WHAT IS BEING ASKED:
Say how many lines include "this", with no words around the number.

------------------------------------

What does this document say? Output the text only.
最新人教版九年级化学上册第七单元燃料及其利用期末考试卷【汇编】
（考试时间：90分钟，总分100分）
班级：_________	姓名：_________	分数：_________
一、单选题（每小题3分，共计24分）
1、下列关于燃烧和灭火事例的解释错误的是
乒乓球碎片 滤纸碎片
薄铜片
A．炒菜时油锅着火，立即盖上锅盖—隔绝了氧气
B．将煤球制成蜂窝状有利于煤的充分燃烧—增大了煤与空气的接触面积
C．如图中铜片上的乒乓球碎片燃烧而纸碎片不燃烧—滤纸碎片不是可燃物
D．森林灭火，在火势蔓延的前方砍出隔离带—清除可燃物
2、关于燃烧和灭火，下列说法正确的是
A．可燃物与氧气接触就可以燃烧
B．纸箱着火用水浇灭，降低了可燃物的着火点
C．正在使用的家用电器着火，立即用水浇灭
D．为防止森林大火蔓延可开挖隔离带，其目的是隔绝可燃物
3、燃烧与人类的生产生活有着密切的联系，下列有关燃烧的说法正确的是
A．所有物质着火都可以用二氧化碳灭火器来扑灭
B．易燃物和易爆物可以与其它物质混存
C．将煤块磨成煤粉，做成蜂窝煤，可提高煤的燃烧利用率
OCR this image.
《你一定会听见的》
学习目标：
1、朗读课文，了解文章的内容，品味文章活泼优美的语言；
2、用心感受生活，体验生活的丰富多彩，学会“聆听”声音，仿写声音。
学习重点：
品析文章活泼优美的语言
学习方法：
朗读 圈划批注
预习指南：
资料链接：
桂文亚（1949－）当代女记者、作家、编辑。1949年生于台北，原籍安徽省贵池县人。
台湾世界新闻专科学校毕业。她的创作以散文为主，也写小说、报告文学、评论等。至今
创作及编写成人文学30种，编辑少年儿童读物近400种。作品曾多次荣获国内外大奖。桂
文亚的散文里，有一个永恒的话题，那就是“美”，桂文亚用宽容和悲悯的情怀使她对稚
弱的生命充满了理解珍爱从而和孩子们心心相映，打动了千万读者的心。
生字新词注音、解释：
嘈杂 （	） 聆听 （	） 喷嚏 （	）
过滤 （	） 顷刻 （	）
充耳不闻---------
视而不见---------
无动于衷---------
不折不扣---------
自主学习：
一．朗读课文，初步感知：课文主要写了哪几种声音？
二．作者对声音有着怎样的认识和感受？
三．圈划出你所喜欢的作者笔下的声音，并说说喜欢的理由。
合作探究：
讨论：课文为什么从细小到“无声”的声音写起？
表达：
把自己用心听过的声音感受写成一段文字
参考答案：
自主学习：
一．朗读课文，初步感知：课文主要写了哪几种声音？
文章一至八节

------------------------------------

EXERCISE RESPONSE:
2